▸ Records for processing:
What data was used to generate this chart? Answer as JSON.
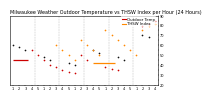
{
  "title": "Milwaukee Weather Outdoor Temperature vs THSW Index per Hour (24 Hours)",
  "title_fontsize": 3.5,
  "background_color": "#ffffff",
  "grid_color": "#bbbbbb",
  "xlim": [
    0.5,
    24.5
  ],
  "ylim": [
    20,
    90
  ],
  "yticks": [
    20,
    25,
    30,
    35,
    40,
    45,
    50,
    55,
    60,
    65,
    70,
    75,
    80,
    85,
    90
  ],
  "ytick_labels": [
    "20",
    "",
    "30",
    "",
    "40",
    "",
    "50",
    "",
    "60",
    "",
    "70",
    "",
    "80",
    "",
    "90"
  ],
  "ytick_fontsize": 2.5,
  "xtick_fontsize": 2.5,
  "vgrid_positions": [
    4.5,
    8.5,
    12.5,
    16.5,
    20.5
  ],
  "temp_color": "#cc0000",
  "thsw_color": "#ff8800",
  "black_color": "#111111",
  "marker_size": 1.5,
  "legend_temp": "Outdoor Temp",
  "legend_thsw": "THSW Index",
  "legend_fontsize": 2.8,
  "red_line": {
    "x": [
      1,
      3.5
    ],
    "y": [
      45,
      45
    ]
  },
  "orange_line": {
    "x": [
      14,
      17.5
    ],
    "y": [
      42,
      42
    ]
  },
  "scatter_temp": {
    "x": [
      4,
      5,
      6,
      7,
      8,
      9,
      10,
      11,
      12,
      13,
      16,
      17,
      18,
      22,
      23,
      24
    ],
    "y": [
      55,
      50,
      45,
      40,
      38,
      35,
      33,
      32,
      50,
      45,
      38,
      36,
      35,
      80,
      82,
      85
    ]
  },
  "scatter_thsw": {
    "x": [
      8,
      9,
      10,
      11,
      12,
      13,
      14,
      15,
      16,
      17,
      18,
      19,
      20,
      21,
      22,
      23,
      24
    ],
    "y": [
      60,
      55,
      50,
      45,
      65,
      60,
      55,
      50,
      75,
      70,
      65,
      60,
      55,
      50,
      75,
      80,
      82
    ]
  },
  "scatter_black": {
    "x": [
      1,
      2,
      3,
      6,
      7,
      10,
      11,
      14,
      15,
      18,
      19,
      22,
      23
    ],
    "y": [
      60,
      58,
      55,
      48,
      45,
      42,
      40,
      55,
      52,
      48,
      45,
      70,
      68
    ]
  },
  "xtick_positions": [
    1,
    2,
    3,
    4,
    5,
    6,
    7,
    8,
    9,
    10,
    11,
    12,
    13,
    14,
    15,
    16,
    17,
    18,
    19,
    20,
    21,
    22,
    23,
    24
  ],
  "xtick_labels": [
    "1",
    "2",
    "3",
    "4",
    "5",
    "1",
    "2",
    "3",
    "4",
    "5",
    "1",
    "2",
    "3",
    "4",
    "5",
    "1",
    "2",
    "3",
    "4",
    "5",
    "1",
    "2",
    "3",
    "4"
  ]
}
* * *
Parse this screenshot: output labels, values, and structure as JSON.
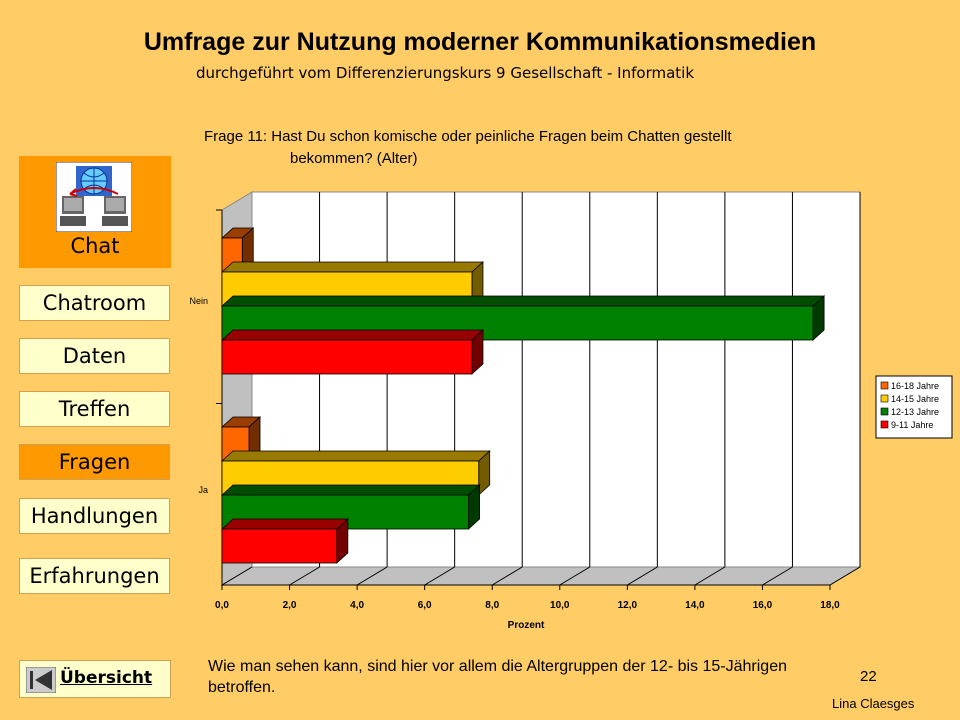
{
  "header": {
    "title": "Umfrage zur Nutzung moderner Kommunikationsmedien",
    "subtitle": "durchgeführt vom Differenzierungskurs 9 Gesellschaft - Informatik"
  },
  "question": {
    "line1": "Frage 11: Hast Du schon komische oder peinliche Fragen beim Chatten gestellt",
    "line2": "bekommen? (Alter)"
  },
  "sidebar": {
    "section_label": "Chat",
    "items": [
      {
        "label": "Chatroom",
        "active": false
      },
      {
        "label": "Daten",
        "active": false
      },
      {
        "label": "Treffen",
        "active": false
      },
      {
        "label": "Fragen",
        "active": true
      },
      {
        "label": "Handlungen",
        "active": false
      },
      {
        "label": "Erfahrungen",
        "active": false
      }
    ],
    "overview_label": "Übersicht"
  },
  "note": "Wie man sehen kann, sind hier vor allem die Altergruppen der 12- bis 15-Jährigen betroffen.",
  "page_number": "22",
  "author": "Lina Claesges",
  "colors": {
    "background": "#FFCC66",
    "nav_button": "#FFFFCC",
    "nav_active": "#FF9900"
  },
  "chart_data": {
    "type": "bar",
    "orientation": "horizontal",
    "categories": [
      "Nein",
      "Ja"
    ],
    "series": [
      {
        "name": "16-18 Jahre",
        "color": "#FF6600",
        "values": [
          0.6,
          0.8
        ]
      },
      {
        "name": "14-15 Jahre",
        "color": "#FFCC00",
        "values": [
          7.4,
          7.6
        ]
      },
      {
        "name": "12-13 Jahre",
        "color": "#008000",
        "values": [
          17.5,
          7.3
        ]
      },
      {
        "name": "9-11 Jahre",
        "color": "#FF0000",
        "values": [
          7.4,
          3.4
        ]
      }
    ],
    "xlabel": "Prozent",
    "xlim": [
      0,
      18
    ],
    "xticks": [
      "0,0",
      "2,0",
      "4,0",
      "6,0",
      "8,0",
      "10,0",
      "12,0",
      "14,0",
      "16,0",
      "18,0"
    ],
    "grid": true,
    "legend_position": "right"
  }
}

▸ Work required:
Filter the data, keeping only the lines that contain "Fragen".

▸ Result of this exercise:
    "line1": "Frage 11: Hast Du schon komische oder peinliche Fragen beim Chatten gestellt",
        "label": "Fragen",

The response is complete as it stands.